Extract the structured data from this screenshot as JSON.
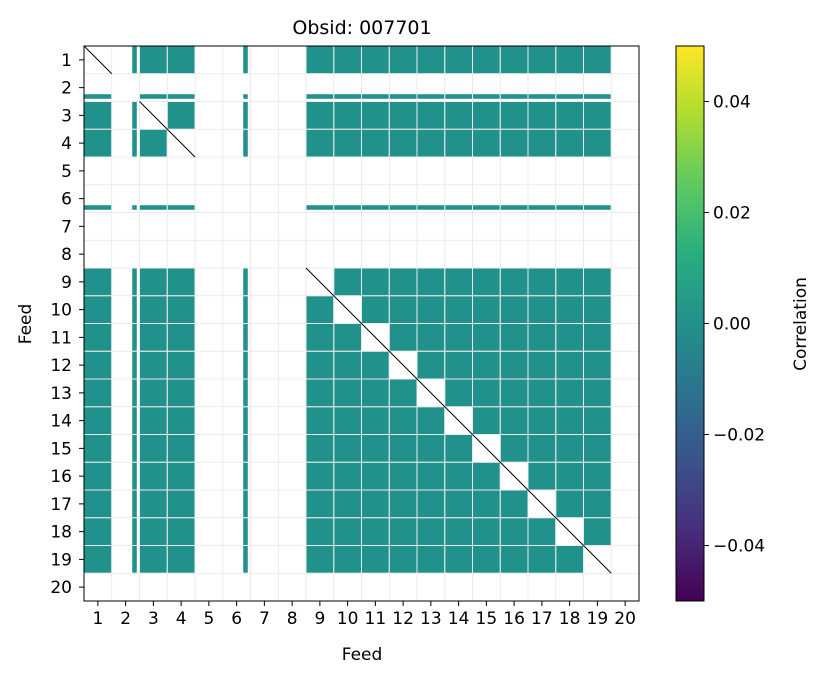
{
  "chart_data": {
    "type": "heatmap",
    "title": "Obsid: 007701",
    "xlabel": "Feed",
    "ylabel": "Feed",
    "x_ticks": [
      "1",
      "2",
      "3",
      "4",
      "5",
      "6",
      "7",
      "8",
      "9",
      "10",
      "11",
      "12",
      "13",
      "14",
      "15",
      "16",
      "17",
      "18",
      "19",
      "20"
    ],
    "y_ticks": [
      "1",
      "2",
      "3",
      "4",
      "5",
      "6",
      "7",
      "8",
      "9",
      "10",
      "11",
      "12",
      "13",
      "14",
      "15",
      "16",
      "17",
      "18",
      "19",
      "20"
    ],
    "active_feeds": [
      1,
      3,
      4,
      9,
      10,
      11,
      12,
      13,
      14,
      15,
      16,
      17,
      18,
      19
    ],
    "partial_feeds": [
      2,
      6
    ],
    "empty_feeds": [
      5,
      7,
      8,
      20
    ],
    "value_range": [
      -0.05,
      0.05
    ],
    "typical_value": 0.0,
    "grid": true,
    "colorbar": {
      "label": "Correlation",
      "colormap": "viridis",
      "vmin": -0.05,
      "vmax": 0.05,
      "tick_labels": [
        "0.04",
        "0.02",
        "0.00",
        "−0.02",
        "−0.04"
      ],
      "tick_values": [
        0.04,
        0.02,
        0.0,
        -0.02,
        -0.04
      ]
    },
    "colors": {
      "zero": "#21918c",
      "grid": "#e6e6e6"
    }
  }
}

= = = = =

**INSTRUCTIONS FOR THE TASK:** Quote in full the listing given above; the images are to be left out.

**COMPLETE OUTPUT:**
Extract the structured data from this screenshot as JSON.
{
  "chart_data": {
    "type": "heatmap",
    "title": "Obsid: 007701",
    "xlabel": "Feed",
    "ylabel": "Feed",
    "x_ticks": [
      "1",
      "2",
      "3",
      "4",
      "5",
      "6",
      "7",
      "8",
      "9",
      "10",
      "11",
      "12",
      "13",
      "14",
      "15",
      "16",
      "17",
      "18",
      "19",
      "20"
    ],
    "y_ticks": [
      "1",
      "2",
      "3",
      "4",
      "5",
      "6",
      "7",
      "8",
      "9",
      "10",
      "11",
      "12",
      "13",
      "14",
      "15",
      "16",
      "17",
      "18",
      "19",
      "20"
    ],
    "active_feeds": [
      1,
      3,
      4,
      9,
      10,
      11,
      12,
      13,
      14,
      15,
      16,
      17,
      18,
      19
    ],
    "partial_feeds": [
      2,
      6
    ],
    "empty_feeds": [
      5,
      7,
      8,
      20
    ],
    "value_range": [
      -0.05,
      0.05
    ],
    "typical_value": 0.0,
    "grid": true,
    "colorbar": {
      "label": "Correlation",
      "colormap": "viridis",
      "vmin": -0.05,
      "vmax": 0.05,
      "tick_labels": [
        "0.04",
        "0.02",
        "0.00",
        "−0.02",
        "−0.04"
      ],
      "tick_values": [
        0.04,
        0.02,
        0.0,
        -0.02,
        -0.04
      ]
    },
    "colors": {
      "zero": "#21918c",
      "grid": "#e6e6e6"
    }
  }
}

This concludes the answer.